**Task to carry out**
Any picture among the records should be left out, please; retype the rest exactly.

** BEGIN **

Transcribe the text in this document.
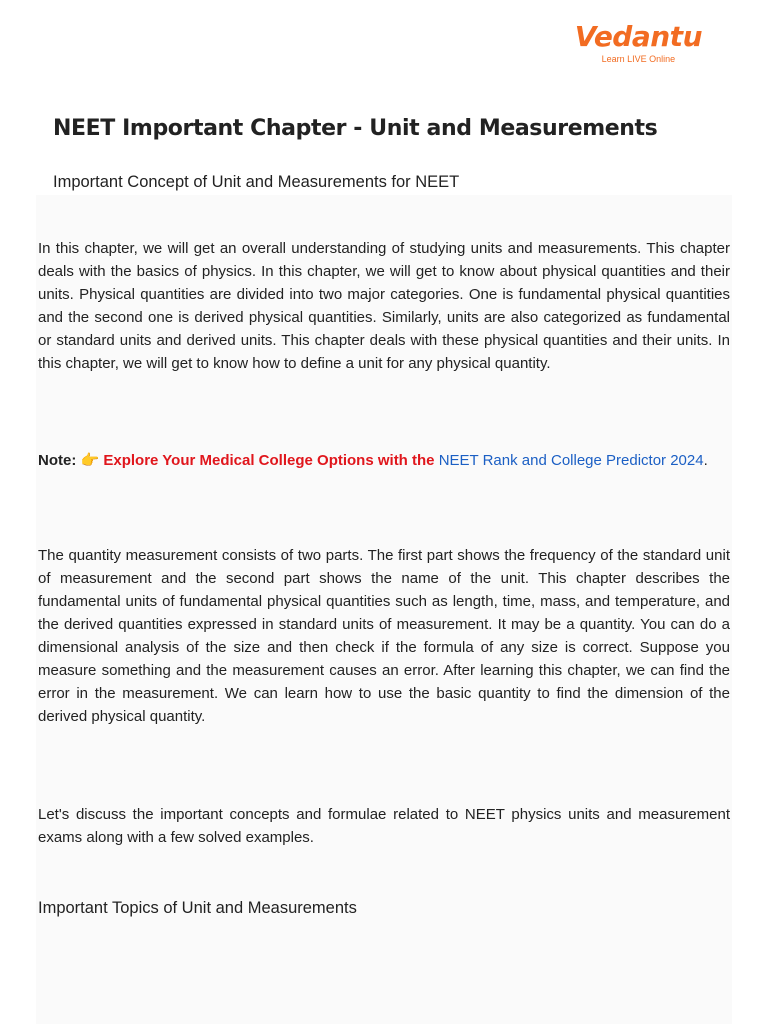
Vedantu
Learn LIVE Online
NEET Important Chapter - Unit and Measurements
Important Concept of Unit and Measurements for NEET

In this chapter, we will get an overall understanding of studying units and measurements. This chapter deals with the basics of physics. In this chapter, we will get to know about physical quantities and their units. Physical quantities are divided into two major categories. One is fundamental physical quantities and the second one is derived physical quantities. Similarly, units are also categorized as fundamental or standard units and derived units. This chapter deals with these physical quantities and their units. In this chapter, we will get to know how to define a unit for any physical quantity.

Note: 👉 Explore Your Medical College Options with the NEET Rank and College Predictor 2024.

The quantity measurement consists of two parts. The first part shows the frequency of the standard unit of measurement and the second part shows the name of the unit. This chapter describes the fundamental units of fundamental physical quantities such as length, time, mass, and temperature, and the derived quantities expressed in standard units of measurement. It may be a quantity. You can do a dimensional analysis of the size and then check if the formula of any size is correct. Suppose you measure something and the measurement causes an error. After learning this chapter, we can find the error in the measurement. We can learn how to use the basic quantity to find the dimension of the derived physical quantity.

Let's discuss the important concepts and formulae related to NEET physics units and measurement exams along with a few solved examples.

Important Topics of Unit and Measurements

** END **

**Exercise result**
Transcribe the text in this document.
Vedantu
Learn LIVE Online
NEET Important Chapter - Unit and Measurements
Important Concept of Unit and Measurements for NEET

In this chapter, we will get an overall understanding of studying units and measurements. This chapter deals with the basics of physics. In this chapter, we will get to know about physical quantities and their units. Physical quantities are divided into two major categories. One is fundamental physical quantities and the second one is derived physical quantities. Similarly, units are also categorized as fundamental or standard units and derived units. This chapter deals with these physical quantities and their units. In this chapter, we will get to know how to define a unit for any physical quantity.

Note: 👉 Explore Your Medical College Options with the NEET Rank and College Predictor 2024.

The quantity measurement consists of two parts. The first part shows the frequency of the standard unit of measurement and the second part shows the name of the unit. This chapter describes the fundamental units of fundamental physical quantities such as length, time, mass, and temperature, and the derived quantities expressed in standard units of measurement. It may be a quantity. You can do a dimensional analysis of the size and then check if the formula of any size is correct. Suppose you measure something and the measurement causes an error. After learning this chapter, we can find the error in the measurement. We can learn how to use the basic quantity to find the dimension of the derived physical quantity.

Let's discuss the important concepts and formulae related to NEET physics units and measurement exams along with a few solved examples.

Important Topics of Unit and Measurements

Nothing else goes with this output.